Instructions to follow:
Locate the lines where "JSON" occurs and copy them as they stand.

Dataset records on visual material
··········

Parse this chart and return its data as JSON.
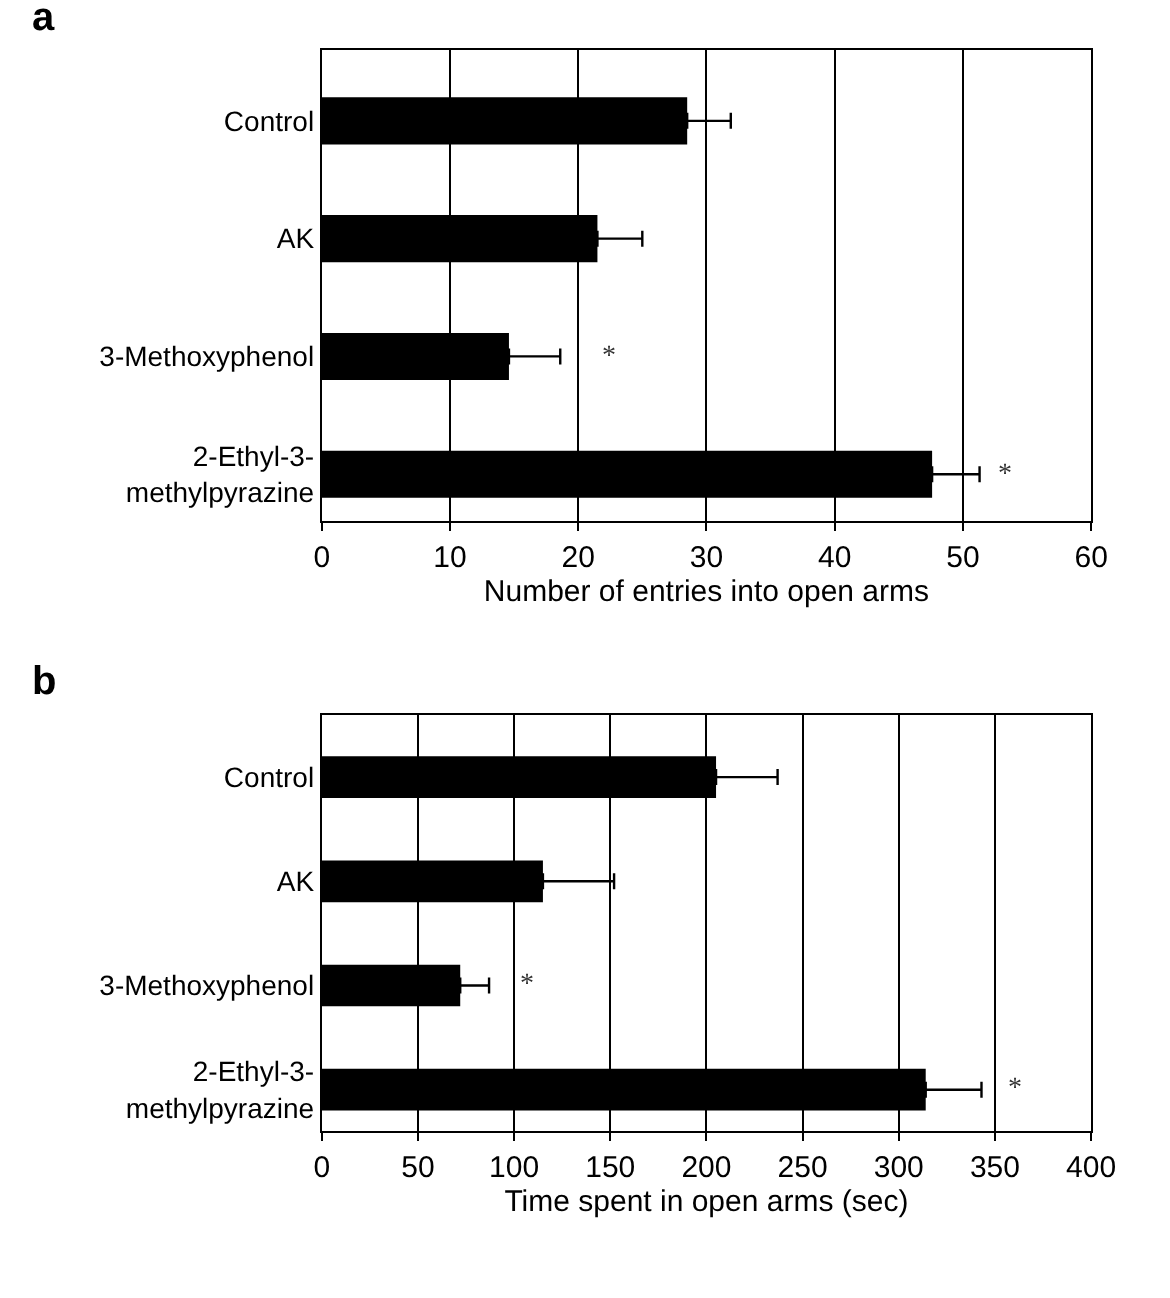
{
  "chart_data": [
    {
      "type": "bar",
      "orientation": "horizontal",
      "xlabel": "Number of entries into open arms",
      "categories": [
        "Control",
        "AK",
        "3-Methoxyphenol",
        "2-Ethyl-3-methylpyrazine"
      ],
      "values": [
        28.5,
        21.5,
        14.6,
        47.6
      ],
      "errors": [
        [
          28.5,
          31.9
        ],
        [
          21.5,
          25.0
        ],
        [
          14.6,
          18.6
        ],
        [
          47.6,
          51.3
        ]
      ],
      "colors": [
        "#000000",
        "#000000",
        "#000000",
        "#000000"
      ],
      "xlim": [
        0,
        60
      ],
      "xticks": [
        0,
        10,
        20,
        30,
        40,
        50,
        60
      ],
      "grid": "x",
      "annotations": [
        "a",
        "*",
        "*"
      ]
    },
    {
      "type": "bar",
      "orientation": "horizontal",
      "xlabel": "Time spent in open arms (sec)",
      "categories": [
        "Control",
        "AK",
        "3-Methoxyphenol",
        "2-Ethyl-3-methylpyrazine"
      ],
      "values": [
        205,
        115,
        72,
        314
      ],
      "errors": [
        [
          205,
          237
        ],
        [
          115,
          152
        ],
        [
          72,
          87
        ],
        [
          314,
          343
        ]
      ],
      "colors": [
        "#000000",
        "#000000",
        "#000000",
        "#000000"
      ],
      "xlim": [
        0,
        400
      ],
      "xticks": [
        0,
        50,
        100,
        150,
        200,
        250,
        300,
        350,
        400
      ],
      "grid": "x",
      "annotations": [
        "b",
        "*",
        "*"
      ]
    }
  ]
}
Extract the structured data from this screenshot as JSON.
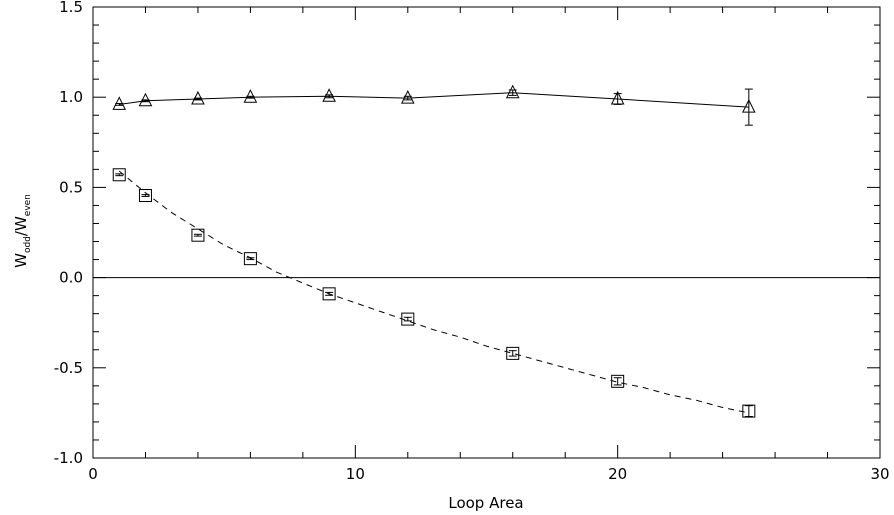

··········

Answer to the problem:
Parse this chart and return its data as JSON.
Extract the structured data from this screenshot as JSON.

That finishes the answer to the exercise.